> _Records from a collection_:
-----
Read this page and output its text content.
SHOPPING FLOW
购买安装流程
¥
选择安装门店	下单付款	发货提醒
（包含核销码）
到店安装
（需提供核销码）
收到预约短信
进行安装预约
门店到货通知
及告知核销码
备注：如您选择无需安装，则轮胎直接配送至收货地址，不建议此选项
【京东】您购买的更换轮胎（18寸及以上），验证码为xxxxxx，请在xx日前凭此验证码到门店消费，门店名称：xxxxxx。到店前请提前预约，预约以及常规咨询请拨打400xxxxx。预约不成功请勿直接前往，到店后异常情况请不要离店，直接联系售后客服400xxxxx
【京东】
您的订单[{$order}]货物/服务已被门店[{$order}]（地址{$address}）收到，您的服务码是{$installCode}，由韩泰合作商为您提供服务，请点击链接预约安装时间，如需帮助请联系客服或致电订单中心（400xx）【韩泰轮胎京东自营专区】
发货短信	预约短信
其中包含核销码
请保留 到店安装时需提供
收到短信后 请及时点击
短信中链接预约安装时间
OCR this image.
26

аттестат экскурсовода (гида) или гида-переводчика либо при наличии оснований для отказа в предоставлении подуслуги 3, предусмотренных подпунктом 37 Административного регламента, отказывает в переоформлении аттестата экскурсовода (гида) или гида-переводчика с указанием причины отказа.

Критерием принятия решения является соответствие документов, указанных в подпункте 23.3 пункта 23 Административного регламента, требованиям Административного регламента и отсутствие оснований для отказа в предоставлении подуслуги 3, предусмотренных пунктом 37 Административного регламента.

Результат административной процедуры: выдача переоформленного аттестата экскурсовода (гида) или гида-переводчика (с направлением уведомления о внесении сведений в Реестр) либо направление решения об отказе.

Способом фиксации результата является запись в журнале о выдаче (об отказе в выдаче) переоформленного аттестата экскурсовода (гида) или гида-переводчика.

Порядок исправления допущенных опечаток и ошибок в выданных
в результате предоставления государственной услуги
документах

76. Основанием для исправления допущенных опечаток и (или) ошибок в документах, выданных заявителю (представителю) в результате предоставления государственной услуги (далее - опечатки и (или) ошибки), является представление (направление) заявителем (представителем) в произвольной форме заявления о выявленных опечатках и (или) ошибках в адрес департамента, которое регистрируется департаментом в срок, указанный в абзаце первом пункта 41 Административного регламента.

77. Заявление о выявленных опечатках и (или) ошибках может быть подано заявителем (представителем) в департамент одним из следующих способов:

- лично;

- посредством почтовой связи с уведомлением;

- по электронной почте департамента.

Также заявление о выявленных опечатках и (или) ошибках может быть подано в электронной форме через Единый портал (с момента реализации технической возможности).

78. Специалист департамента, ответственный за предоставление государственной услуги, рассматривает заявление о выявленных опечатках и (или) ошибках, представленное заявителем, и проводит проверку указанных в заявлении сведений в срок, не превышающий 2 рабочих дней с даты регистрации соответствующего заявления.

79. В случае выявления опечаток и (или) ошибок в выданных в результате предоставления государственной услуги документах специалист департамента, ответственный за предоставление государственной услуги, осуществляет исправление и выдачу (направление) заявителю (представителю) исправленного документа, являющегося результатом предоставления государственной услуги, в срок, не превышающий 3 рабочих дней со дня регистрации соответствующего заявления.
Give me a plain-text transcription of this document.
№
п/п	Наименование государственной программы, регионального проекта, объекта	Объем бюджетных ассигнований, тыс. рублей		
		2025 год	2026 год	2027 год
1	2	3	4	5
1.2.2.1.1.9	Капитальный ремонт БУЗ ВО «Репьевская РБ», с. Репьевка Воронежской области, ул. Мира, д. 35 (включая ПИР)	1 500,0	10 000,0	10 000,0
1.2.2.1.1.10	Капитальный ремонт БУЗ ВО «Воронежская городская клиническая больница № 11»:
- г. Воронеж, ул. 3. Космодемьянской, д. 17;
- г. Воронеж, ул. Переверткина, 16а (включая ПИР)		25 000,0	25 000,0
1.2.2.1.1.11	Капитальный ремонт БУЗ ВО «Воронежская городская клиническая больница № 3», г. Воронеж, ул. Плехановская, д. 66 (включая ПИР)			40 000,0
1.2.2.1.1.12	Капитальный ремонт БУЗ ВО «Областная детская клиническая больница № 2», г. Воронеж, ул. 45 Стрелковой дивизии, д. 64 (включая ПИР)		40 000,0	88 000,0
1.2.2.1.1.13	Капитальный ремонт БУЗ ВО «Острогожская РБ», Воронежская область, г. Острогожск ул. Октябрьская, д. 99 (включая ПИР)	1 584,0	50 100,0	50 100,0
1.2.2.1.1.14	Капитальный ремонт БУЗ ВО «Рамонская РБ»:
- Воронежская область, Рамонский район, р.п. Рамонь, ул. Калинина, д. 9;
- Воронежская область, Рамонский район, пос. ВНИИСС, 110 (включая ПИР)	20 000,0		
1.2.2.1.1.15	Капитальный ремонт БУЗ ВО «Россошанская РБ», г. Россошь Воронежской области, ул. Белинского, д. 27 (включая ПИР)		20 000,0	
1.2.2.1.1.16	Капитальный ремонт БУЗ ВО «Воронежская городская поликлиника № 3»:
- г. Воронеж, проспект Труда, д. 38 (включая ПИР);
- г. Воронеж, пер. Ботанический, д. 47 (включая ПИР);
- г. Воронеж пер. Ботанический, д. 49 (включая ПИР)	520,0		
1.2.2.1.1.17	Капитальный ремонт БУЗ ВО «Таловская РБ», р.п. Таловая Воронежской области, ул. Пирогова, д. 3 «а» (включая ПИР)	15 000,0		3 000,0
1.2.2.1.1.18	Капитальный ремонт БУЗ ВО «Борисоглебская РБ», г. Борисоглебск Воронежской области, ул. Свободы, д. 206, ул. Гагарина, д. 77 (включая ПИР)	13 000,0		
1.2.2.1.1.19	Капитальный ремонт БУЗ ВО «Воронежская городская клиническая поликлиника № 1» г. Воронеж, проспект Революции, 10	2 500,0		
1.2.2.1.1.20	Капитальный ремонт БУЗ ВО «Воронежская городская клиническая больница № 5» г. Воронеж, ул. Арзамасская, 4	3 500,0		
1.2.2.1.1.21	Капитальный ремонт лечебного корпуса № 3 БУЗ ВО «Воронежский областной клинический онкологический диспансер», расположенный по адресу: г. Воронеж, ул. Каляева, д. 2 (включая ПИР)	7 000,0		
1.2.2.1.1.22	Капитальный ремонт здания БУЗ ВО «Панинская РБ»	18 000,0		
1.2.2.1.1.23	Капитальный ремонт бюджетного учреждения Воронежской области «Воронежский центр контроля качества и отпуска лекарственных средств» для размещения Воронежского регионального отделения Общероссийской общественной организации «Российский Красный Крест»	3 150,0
-----
> _What you need to do_: Reproduce the material above, every line of it, exactly.

> _Expected output_:
Read this page and output its text content.
SHOPPING FLOW
购买安装流程
¥
选择安装门店	下单付款	发货提醒
（包含核销码）
到店安装
（需提供核销码）
收到预约短信
进行安装预约
门店到货通知
及告知核销码
备注：如您选择无需安装，则轮胎直接配送至收货地址，不建议此选项
【京东】您购买的更换轮胎（18寸及以上），验证码为xxxxxx，请在xx日前凭此验证码到门店消费，门店名称：xxxxxx。到店前请提前预约，预约以及常规咨询请拨打400xxxxx。预约不成功请勿直接前往，到店后异常情况请不要离店，直接联系售后客服400xxxxx
【京东】
您的订单[{$order}]货物/服务已被门店[{$order}]（地址{$address}）收到，您的服务码是{$installCode}，由韩泰合作商为您提供服务，请点击链接预约安装时间，如需帮助请联系客服或致电订单中心（400xx）【韩泰轮胎京东自营专区】
发货短信	预约短信
其中包含核销码
请保留 到店安装时需提供
收到短信后 请及时点击
短信中链接预约安装时间
OCR this image.
26

аттестат экскурсовода (гида) или гида-переводчика либо при наличии оснований для отказа в предоставлении подуслуги 3, предусмотренных подпунктом 37 Административного регламента, отказывает в переоформлении аттестата экскурсовода (гида) или гида-переводчика с указанием причины отказа.

Критерием принятия решения является соответствие документов, указанных в подпункте 23.3 пункта 23 Административного регламента, требованиям Административного регламента и отсутствие оснований для отказа в предоставлении подуслуги 3, предусмотренных пунктом 37 Административного регламента.

Результат административной процедуры: выдача переоформленного аттестата экскурсовода (гида) или гида-переводчика (с направлением уведомления о внесении сведений в Реестр) либо направление решения об отказе.

Способом фиксации результата является запись в журнале о выдаче (об отказе в выдаче) переоформленного аттестата экскурсовода (гида) или гида-переводчика.

Порядок исправления допущенных опечаток и ошибок в выданных
в результате предоставления государственной услуги
документах

76. Основанием для исправления допущенных опечаток и (или) ошибок в документах, выданных заявителю (представителю) в результате предоставления государственной услуги (далее - опечатки и (или) ошибки), является представление (направление) заявителем (представителем) в произвольной форме заявления о выявленных опечатках и (или) ошибках в адрес департамента, которое регистрируется департаментом в срок, указанный в абзаце первом пункта 41 Административного регламента.

77. Заявление о выявленных опечатках и (или) ошибках может быть подано заявителем (представителем) в департамент одним из следующих способов:

- лично;

- посредством почтовой связи с уведомлением;

- по электронной почте департамента.

Также заявление о выявленных опечатках и (или) ошибках может быть подано в электронной форме через Единый портал (с момента реализации технической возможности).

78. Специалист департамента, ответственный за предоставление государственной услуги, рассматривает заявление о выявленных опечатках и (или) ошибках, представленное заявителем, и проводит проверку указанных в заявлении сведений в срок, не превышающий 2 рабочих дней с даты регистрации соответствующего заявления.

79. В случае выявления опечаток и (или) ошибок в выданных в результате предоставления государственной услуги документах специалист департамента, ответственный за предоставление государственной услуги, осуществляет исправление и выдачу (направление) заявителю (представителю) исправленного документа, являющегося результатом предоставления государственной услуги, в срок, не превышающий 3 рабочих дней со дня регистрации соответствующего заявления.
Give me a plain-text transcription of this document.
№
п/п	Наименование государственной программы, регионального проекта, объекта	Объем бюджетных ассигнований, тыс. рублей		
		2025 год	2026 год	2027 год
1	2	3	4	5
1.2.2.1.1.9	Капитальный ремонт БУЗ ВО «Репьевская РБ», с. Репьевка Воронежской области, ул. Мира, д. 35 (включая ПИР)	1 500,0	10 000,0	10 000,0
1.2.2.1.1.10	Капитальный ремонт БУЗ ВО «Воронежская городская клиническая больница № 11»:
- г. Воронеж, ул. 3. Космодемьянской, д. 17;
- г. Воронеж, ул. Переверткина, 16а (включая ПИР)		25 000,0	25 000,0
1.2.2.1.1.11	Капитальный ремонт БУЗ ВО «Воронежская городская клиническая больница № 3», г. Воронеж, ул. Плехановская, д. 66 (включая ПИР)			40 000,0
1.2.2.1.1.12	Капитальный ремонт БУЗ ВО «Областная детская клиническая больница № 2», г. Воронеж, ул. 45 Стрелковой дивизии, д. 64 (включая ПИР)		40 000,0	88 000,0
1.2.2.1.1.13	Капитальный ремонт БУЗ ВО «Острогожская РБ», Воронежская область, г. Острогожск ул. Октябрьская, д. 99 (включая ПИР)	1 584,0	50 100,0	50 100,0
1.2.2.1.1.14	Капитальный ремонт БУЗ ВО «Рамонская РБ»:
- Воронежская область, Рамонский район, р.п. Рамонь, ул. Калинина, д. 9;
- Воронежская область, Рамонский район, пос. ВНИИСС, 110 (включая ПИР)	20 000,0		
1.2.2.1.1.15	Капитальный ремонт БУЗ ВО «Россошанская РБ», г. Россошь Воронежской области, ул. Белинского, д. 27 (включая ПИР)		20 000,0	
1.2.2.1.1.16	Капитальный ремонт БУЗ ВО «Воронежская городская поликлиника № 3»:
- г. Воронеж, проспект Труда, д. 38 (включая ПИР);
- г. Воронеж, пер. Ботанический, д. 47 (включая ПИР);
- г. Воронеж пер. Ботанический, д. 49 (включая ПИР)	520,0		
1.2.2.1.1.17	Капитальный ремонт БУЗ ВО «Таловская РБ», р.п. Таловая Воронежской области, ул. Пирогова, д. 3 «а» (включая ПИР)	15 000,0		3 000,0
1.2.2.1.1.18	Капитальный ремонт БУЗ ВО «Борисоглебская РБ», г. Борисоглебск Воронежской области, ул. Свободы, д. 206, ул. Гагарина, д. 77 (включая ПИР)	13 000,0		
1.2.2.1.1.19	Капитальный ремонт БУЗ ВО «Воронежская городская клиническая поликлиника № 1» г. Воронеж, проспект Революции, 10	2 500,0		
1.2.2.1.1.20	Капитальный ремонт БУЗ ВО «Воронежская городская клиническая больница № 5» г. Воронеж, ул. Арзамасская, 4	3 500,0		
1.2.2.1.1.21	Капитальный ремонт лечебного корпуса № 3 БУЗ ВО «Воронежский областной клинический онкологический диспансер», расположенный по адресу: г. Воронеж, ул. Каляева, д. 2 (включая ПИР)	7 000,0		
1.2.2.1.1.22	Капитальный ремонт здания БУЗ ВО «Панинская РБ»	18 000,0		
1.2.2.1.1.23	Капитальный ремонт бюджетного учреждения Воронежской области «Воронежский центр контроля качества и отпуска лекарственных средств» для размещения Воронежского регионального отделения Общероссийской общественной организации «Российский Красный Крест»	3 150,0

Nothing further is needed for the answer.